(Entries with figure data)
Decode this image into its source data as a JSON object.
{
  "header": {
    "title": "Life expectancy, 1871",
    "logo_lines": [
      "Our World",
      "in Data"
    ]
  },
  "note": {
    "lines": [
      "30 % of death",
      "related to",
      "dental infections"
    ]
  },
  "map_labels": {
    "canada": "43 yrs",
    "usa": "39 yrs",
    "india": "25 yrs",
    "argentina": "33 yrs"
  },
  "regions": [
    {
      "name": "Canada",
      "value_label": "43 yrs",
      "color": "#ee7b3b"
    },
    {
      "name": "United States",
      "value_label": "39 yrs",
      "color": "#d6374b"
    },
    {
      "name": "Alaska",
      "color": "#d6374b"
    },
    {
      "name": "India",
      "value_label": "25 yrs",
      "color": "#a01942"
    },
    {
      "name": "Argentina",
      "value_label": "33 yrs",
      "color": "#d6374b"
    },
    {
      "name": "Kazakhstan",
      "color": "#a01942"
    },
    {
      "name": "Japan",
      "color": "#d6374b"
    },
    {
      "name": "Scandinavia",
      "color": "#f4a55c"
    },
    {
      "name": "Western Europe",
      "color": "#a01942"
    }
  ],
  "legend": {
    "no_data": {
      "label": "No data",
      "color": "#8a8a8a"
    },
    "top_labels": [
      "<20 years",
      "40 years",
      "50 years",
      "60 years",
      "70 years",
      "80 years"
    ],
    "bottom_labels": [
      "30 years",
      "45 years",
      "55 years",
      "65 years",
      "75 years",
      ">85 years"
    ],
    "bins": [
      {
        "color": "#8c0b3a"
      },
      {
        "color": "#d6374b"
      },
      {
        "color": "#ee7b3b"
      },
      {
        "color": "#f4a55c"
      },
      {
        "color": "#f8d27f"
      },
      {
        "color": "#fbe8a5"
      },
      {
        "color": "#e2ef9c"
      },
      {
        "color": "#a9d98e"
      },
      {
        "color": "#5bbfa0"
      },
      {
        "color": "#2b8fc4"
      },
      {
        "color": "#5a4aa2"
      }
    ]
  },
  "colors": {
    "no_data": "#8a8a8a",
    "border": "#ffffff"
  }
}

**GIVEN INSTRUCTION**
Across the entries, how many lines contain "name"? Reply with the number only.

**WRITTEN SOLUTION**
9